• Exercise directions:
Identify and copy all lines of the material where the string "price" is found.

- - - -

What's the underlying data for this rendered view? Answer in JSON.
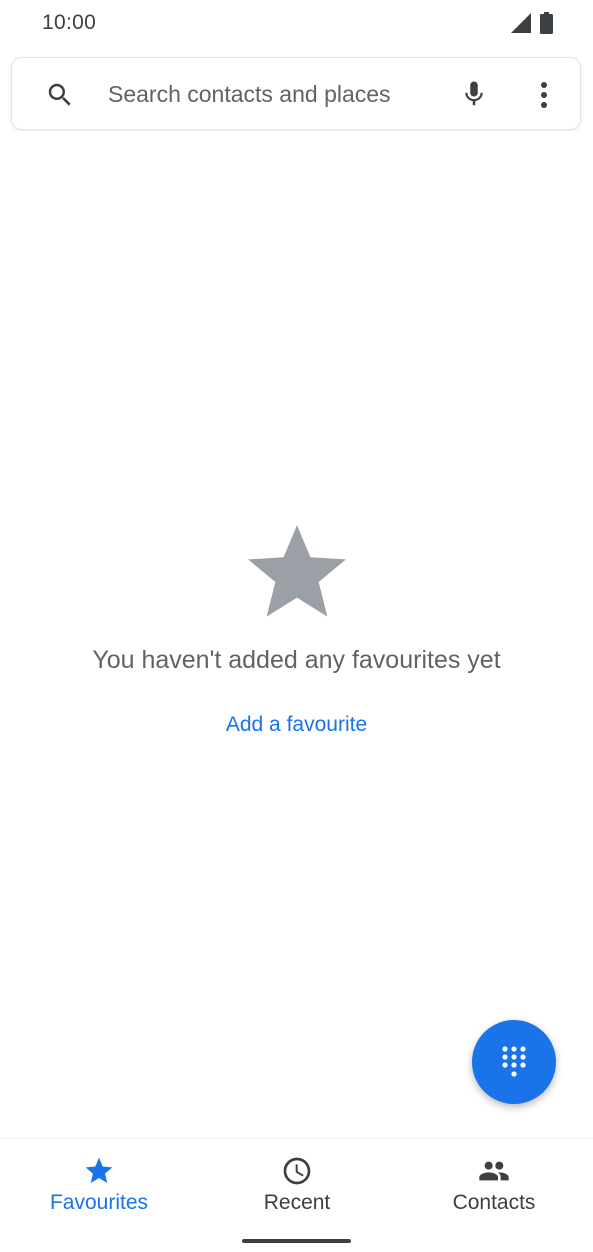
{
  "status_bar": {
    "time": "10:00",
    "icons": [
      "signal-icon",
      "battery-icon"
    ]
  },
  "search": {
    "placeholder": "Search contacts and places",
    "value": "",
    "icons": [
      "search-icon",
      "mic-icon",
      "more-vert-icon"
    ]
  },
  "empty_state": {
    "icon": "star-icon",
    "message": "You haven't added any favourites yet",
    "action_label": "Add a favourite"
  },
  "fab": {
    "icon": "dialpad-icon"
  },
  "bottom_nav": {
    "tabs": [
      {
        "label": "Favourites",
        "icon": "star-icon",
        "selected": true
      },
      {
        "label": "Recent",
        "icon": "clock-icon",
        "selected": false
      },
      {
        "label": "Contacts",
        "icon": "people-icon",
        "selected": false
      }
    ]
  },
  "colors": {
    "accent": "#1a73e8",
    "text_secondary": "#5f6368",
    "text_primary": "#3c4043",
    "empty_star": "#9aa0a6"
  }
}
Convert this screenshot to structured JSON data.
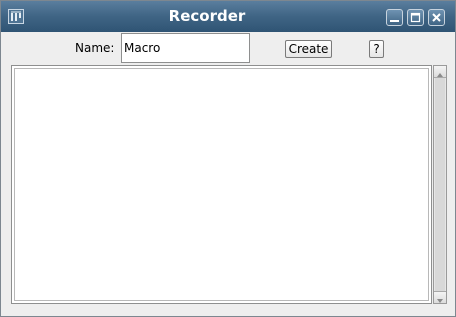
{
  "window": {
    "title": "Recorder",
    "app_icon": "imagej-icon",
    "controls": [
      "minimize-icon",
      "maximize-icon",
      "close-icon"
    ]
  },
  "toolbar": {
    "name_label": "Name:",
    "name_value": "Macro",
    "create_label": "Create",
    "help_label": "?"
  },
  "editor": {
    "content": ""
  },
  "colors": {
    "titlebar": "#3f6484",
    "window_bg": "#eeeeee"
  }
}
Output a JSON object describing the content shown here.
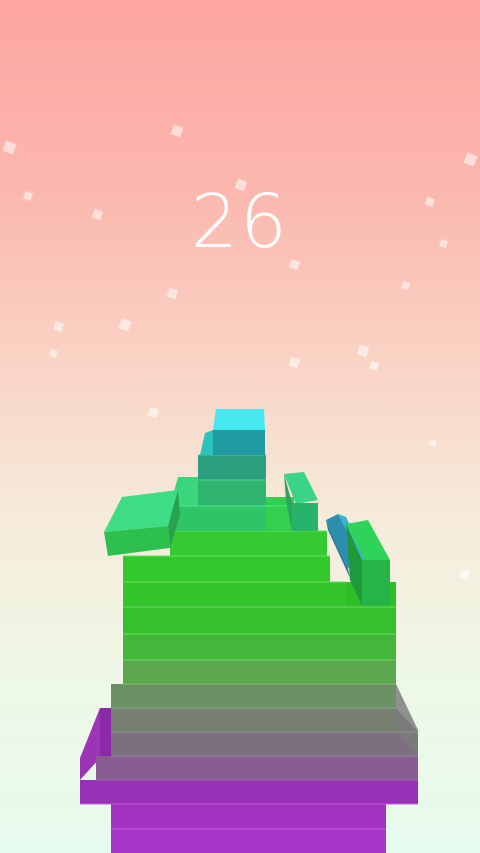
{
  "game": {
    "score": "26"
  },
  "colors": {
    "sky_top": "#fda5a1",
    "sky_bottom": "#e6faee",
    "block_top_cyan": "#40e0e8",
    "block_green": "#2ec62a",
    "block_gray": "#7b7f78",
    "block_purple": "#a42fc4"
  },
  "icons": [
    "falling-block-debris",
    "sparkle-particle"
  ]
}
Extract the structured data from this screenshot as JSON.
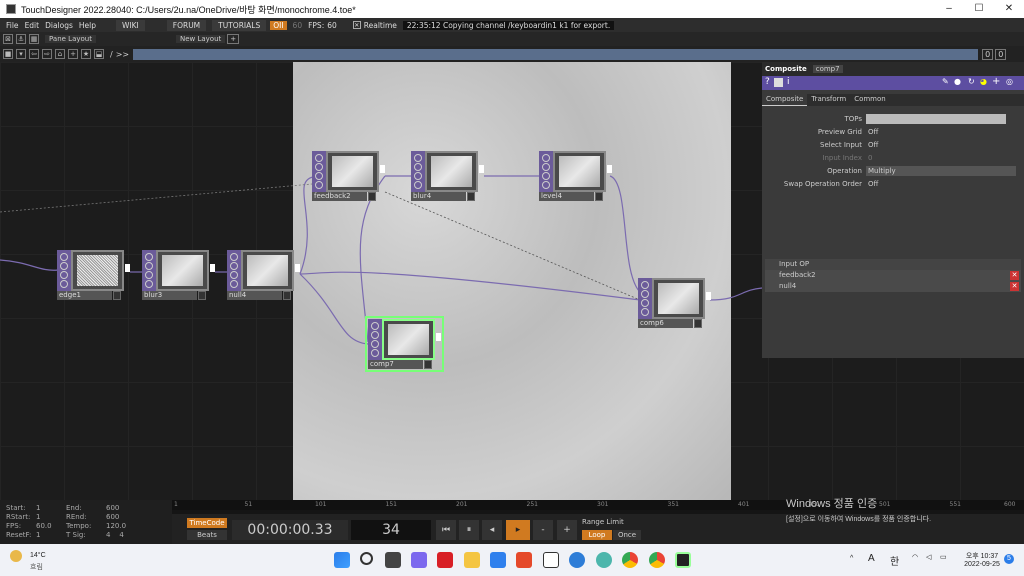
{
  "window": {
    "title": "TouchDesigner 2022.28040: C:/Users/2u.na/OneDrive/바탕 화면/monochrome.4.toe*",
    "minimize": "–",
    "maximize": "☐",
    "close": "✕"
  },
  "menu": {
    "items": [
      "File",
      "Edit",
      "Dialogs",
      "Help"
    ],
    "wiki": "WIKI",
    "forum": "FORUM",
    "tutorials": "TUTORIALS",
    "oii": "OII",
    "fps_cook": "60",
    "fps_label": "FPS:",
    "fps_value": "60",
    "realtime": "Realtime",
    "status": "22:35:12 Copying channel /keyboardin1 k1 for export."
  },
  "toolbar": {
    "pane_layout": "Pane Layout",
    "new_layout": "New Layout",
    "add": "+"
  },
  "path": {
    "root": "/",
    "sep": ">>",
    "counter1": "0",
    "counter2": "0"
  },
  "nodes": [
    {
      "id": "edge1",
      "label": "edge1"
    },
    {
      "id": "blur3",
      "label": "blur3"
    },
    {
      "id": "null4",
      "label": "null4"
    },
    {
      "id": "feedback2",
      "label": "feedback2"
    },
    {
      "id": "blur4",
      "label": "blur4"
    },
    {
      "id": "level4",
      "label": "level4"
    },
    {
      "id": "comp6",
      "label": "comp6"
    },
    {
      "id": "comp7",
      "label": "comp7"
    }
  ],
  "param": {
    "type": "Composite",
    "name": "comp7",
    "tabs": [
      "Composite",
      "Transform",
      "Common"
    ],
    "rows": [
      {
        "label": "TOPs",
        "value": ""
      },
      {
        "label": "Preview Grid",
        "value": "Off"
      },
      {
        "label": "Select Input",
        "value": "Off"
      },
      {
        "label": "Input Index",
        "value": "0"
      },
      {
        "label": "Operation",
        "value": "Multiply"
      },
      {
        "label": "Swap Operation Order",
        "value": "Off"
      }
    ],
    "input_header": "Input OP",
    "inputs": [
      "feedback2",
      "null4"
    ]
  },
  "stats": {
    "start_l": "Start:",
    "start": "1",
    "rstart_l": "RStart:",
    "rstart": "1",
    "fps_l": "FPS:",
    "fps": "60.0",
    "resetf_l": "ResetF:",
    "resetf": "1",
    "end_l": "End:",
    "end": "600",
    "rend_l": "REnd:",
    "rend": "600",
    "tempo_l": "Tempo:",
    "tempo": "120.0",
    "tsig_l": "T Sig:",
    "tsig1": "4",
    "tsig2": "4"
  },
  "ruler": [
    "1",
    "51",
    "101",
    "151",
    "201",
    "251",
    "301",
    "351",
    "401",
    "451",
    "501",
    "551",
    "600"
  ],
  "transport": {
    "timecode": "TimeCode",
    "beats": "Beats",
    "time": "00:00:00.33",
    "frame": "34",
    "range_limit": "Range Limit",
    "loop": "Loop",
    "once": "Once",
    "minus": "-",
    "plus": "+"
  },
  "watermark": {
    "line1": "Windows 정품 인증",
    "line2": "[설정]으로 이동하여 Windows를 정품 인증합니다."
  },
  "taskbar": {
    "temp": "14°C",
    "weather": "흐림",
    "time": "오후 10:37",
    "date": "2022-09-25",
    "ime": "한",
    "lang": "A",
    "badge": "5"
  },
  "colors": {
    "node": "#6b5b9a",
    "selected": "#7fff7f",
    "accent": "#d07a20"
  }
}
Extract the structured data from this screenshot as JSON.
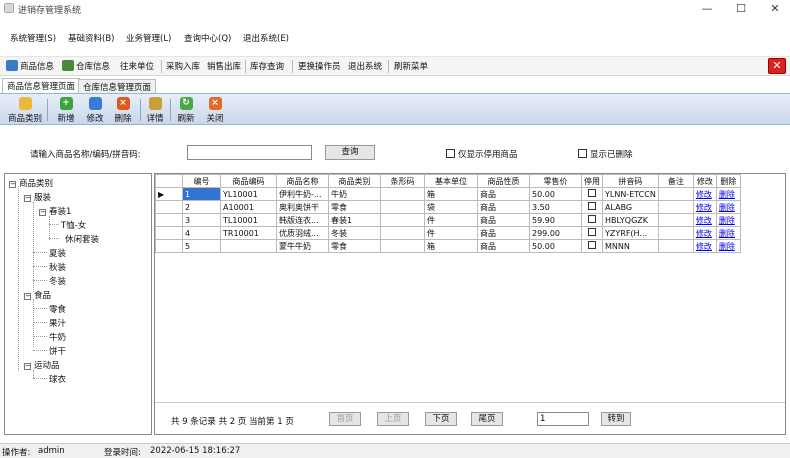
{
  "window": {
    "title": "进销存管理系统",
    "minimize": "—",
    "maximize": "☐",
    "close": "✕"
  },
  "menubar": [
    "系统管理(S)",
    "基础资料(B)",
    "业务管理(L)",
    "查询中心(Q)",
    "退出系统(E)"
  ],
  "toolbar1": [
    "商品信息",
    "仓库信息",
    "往来单位",
    "采购入库",
    "销售出库",
    "库存查询",
    "更换操作员",
    "退出系统",
    "刷新菜单"
  ],
  "tabs": [
    "商品信息管理页面",
    "仓库信息管理页面"
  ],
  "toolbar2": [
    "商品类别",
    "新增",
    "修改",
    "删除",
    "详情",
    "刷新",
    "关闭"
  ],
  "search": {
    "label": "请输入商品名称/编码/拼音码:",
    "value": "",
    "button": "查询",
    "only_disabled": "仅显示停用商品",
    "show_deleted": "显示已删除"
  },
  "tree": {
    "root": "商品类别",
    "nodes": [
      "服装",
      "春装1",
      "T恤-女",
      "休闲套装",
      "夏装",
      "秋装",
      "冬装",
      "食品",
      "零食",
      "果汁",
      "牛奶",
      "饼干",
      "运动品",
      "球衣"
    ]
  },
  "grid": {
    "columns": [
      "编号",
      "商品编码",
      "商品名称",
      "商品类别",
      "条形码",
      "基本单位",
      "商品性质",
      "零售价",
      "停用",
      "拼音码",
      "备注",
      "修改",
      "删除"
    ],
    "rows": [
      {
        "id": "1",
        "code": "YL10001",
        "name": "伊利牛奶-...",
        "category": "牛奶",
        "barcode": "",
        "unit": "箱",
        "nature": "商品",
        "price": "50.00",
        "pinyin": "YLNN-ETCCN",
        "remark": "",
        "edit": "修改",
        "delete": "删除"
      },
      {
        "id": "2",
        "code": "A10001",
        "name": "奥利奥饼干",
        "category": "零食",
        "barcode": "",
        "unit": "袋",
        "nature": "商品",
        "price": "3.50",
        "pinyin": "ALABG",
        "remark": "",
        "edit": "修改",
        "delete": "删除"
      },
      {
        "id": "3",
        "code": "TL10001",
        "name": "韩版连衣...",
        "category": "春装1",
        "barcode": "",
        "unit": "件",
        "nature": "商品",
        "price": "59.90",
        "pinyin": "HBLYQGZK",
        "remark": "",
        "edit": "修改",
        "delete": "删除"
      },
      {
        "id": "4",
        "code": "TR10001",
        "name": "优质羽绒...",
        "category": "冬装",
        "barcode": "",
        "unit": "件",
        "nature": "商品",
        "price": "299.00",
        "pinyin": "YZYRF(H...",
        "remark": "",
        "edit": "修改",
        "delete": "删除"
      },
      {
        "id": "5",
        "code": "",
        "name": "蒙牛牛奶",
        "category": "零食",
        "barcode": "",
        "unit": "箱",
        "nature": "商品",
        "price": "50.00",
        "pinyin": "MNNN",
        "remark": "",
        "edit": "修改",
        "delete": "删除"
      }
    ]
  },
  "pager": {
    "summary": "共 9 条记录  共 2 页  当前第 1 页",
    "first": "首页",
    "prev": "上页",
    "next": "下页",
    "last": "尾页",
    "page_input": "1",
    "goto": "转到"
  },
  "status": {
    "operator_label": "操作者:",
    "operator": "admin",
    "login_label": "登录时间:",
    "login_time": "2022-06-15 18:16:27"
  }
}
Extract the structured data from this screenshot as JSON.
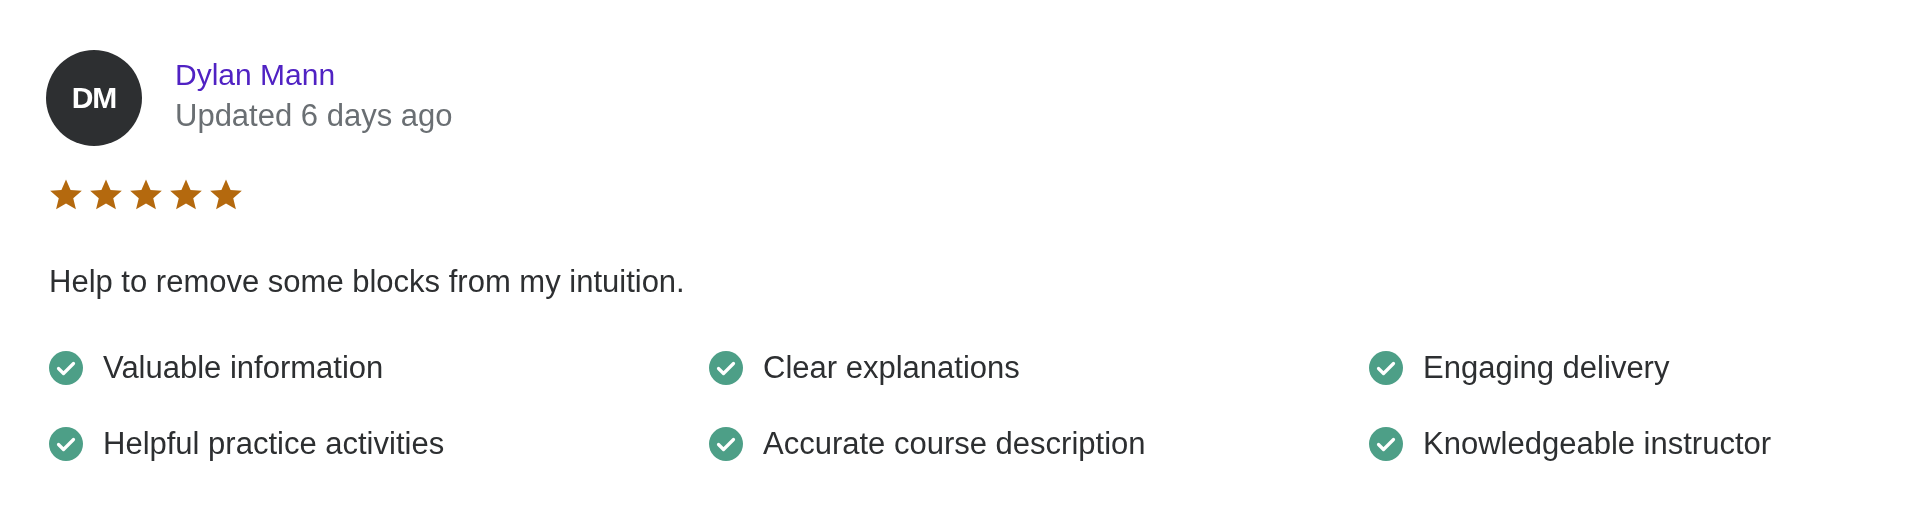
{
  "review": {
    "avatar_initials": "DM",
    "author": "Dylan Mann",
    "updated": "Updated 6 days ago",
    "stars": 5,
    "text": "Help to remove some blocks from my intuition.",
    "highlights": [
      {
        "label": "Valuable information",
        "checked": true
      },
      {
        "label": "Clear explanations",
        "checked": true
      },
      {
        "label": "Engaging delivery",
        "checked": true
      },
      {
        "label": "Helpful practice activities",
        "checked": true
      },
      {
        "label": "Accurate course description",
        "checked": true
      },
      {
        "label": "Knowledgeable instructor",
        "checked": true
      }
    ]
  }
}
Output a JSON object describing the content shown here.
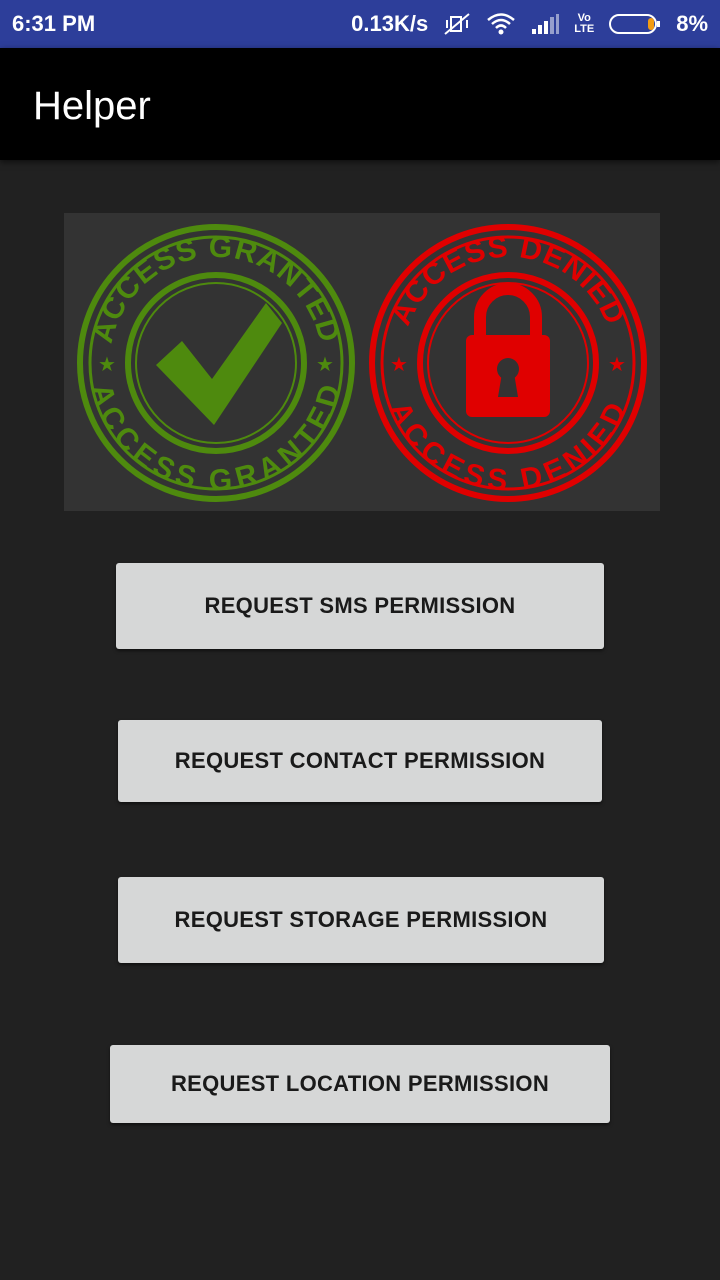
{
  "status_bar": {
    "time": "6:31 PM",
    "network_speed": "0.13K/s",
    "battery_percent": "8%",
    "lte_top": "Vo",
    "lte_bottom": "LTE",
    "icons": [
      "mute-vibrate-icon",
      "wifi-icon",
      "cell-signal-icon",
      "volte-icon",
      "battery-icon"
    ]
  },
  "app_bar": {
    "title": "Helper"
  },
  "banner": {
    "granted_text": "ACCESS GRANTED",
    "denied_text": "ACCESS DENIED",
    "granted_color": "#4e8a0e",
    "denied_color": "#e00000"
  },
  "buttons": {
    "sms": "REQUEST SMS PERMISSION",
    "contact": "REQUEST CONTACT PERMISSION",
    "storage": "REQUEST STORAGE PERMISSION",
    "location": "REQUEST LOCATION PERMISSION"
  }
}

- - - -

• Correct response:
        "price": "50.00",
        "price": "3.50",
        "price": "59.90",
        "price": "299.00",
        "price": "50.00",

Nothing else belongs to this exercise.